Output the records exactly. Include every line.
───── Material for this exercise ─────
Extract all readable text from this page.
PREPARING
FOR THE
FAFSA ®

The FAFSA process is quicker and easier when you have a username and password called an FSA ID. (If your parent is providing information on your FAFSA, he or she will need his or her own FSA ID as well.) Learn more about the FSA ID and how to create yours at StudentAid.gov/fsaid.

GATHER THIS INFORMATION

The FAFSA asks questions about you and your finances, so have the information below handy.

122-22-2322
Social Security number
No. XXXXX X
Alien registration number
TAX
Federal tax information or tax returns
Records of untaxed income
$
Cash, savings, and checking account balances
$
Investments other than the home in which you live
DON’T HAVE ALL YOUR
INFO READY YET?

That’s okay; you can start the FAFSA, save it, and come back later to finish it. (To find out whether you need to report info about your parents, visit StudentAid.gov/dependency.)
─────
## Result for this task
Extract all readable text from this page.
PREPARING
FOR THE
FAFSA ®

The FAFSA process is quicker and easier when you have a username and password called an FSA ID. (If your parent is providing information on your FAFSA, he or she will need his or her own FSA ID as well.) Learn more about the FSA ID and how to create yours at StudentAid.gov/fsaid.

GATHER THIS INFORMATION

The FAFSA asks questions about you and your finances, so have the information below handy.

122-22-2322
Social Security number
No. XXXXX X
Alien registration number
TAX
Federal tax information or tax returns
Records of untaxed income
$
Cash, savings, and checking account balances
$
Investments other than the home in which you live
DON’T HAVE ALL YOUR
INFO READY YET?

That’s okay; you can start the FAFSA, save it, and come back later to finish it. (To find out whether you need to report info about your parents, visit StudentAid.gov/dependency.)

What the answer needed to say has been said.